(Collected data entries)
○ ○ ○ ○ ○ ○ ○

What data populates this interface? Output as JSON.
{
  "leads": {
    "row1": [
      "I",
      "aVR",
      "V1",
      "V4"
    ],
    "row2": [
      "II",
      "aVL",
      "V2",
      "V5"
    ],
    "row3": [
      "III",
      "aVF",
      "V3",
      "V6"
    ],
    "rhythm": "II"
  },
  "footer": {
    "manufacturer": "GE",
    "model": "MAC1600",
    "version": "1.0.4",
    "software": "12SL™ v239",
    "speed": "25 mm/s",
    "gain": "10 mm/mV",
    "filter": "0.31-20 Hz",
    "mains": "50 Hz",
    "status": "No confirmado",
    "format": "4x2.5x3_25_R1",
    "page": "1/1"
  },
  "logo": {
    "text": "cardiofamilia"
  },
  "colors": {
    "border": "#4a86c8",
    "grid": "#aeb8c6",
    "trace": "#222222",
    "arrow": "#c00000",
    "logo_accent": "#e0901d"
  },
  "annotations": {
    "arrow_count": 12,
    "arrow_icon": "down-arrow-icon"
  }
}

○ ○ ○ ○ ○ ○ ○

→ **To be done**
Write out each line of the data above again, exactly as given.

→ **Task result**
What data populates this interface? Output as JSON.
{
  "leads": {
    "row1": [
      "I",
      "aVR",
      "V1",
      "V4"
    ],
    "row2": [
      "II",
      "aVL",
      "V2",
      "V5"
    ],
    "row3": [
      "III",
      "aVF",
      "V3",
      "V6"
    ],
    "rhythm": "II"
  },
  "footer": {
    "manufacturer": "GE",
    "model": "MAC1600",
    "version": "1.0.4",
    "software": "12SL™ v239",
    "speed": "25 mm/s",
    "gain": "10 mm/mV",
    "filter": "0.31-20 Hz",
    "mains": "50 Hz",
    "status": "No confirmado",
    "format": "4x2.5x3_25_R1",
    "page": "1/1"
  },
  "logo": {
    "text": "cardiofamilia"
  },
  "colors": {
    "border": "#4a86c8",
    "grid": "#aeb8c6",
    "trace": "#222222",
    "arrow": "#c00000",
    "logo_accent": "#e0901d"
  },
  "annotations": {
    "arrow_count": 12,
    "arrow_icon": "down-arrow-icon"
  }
}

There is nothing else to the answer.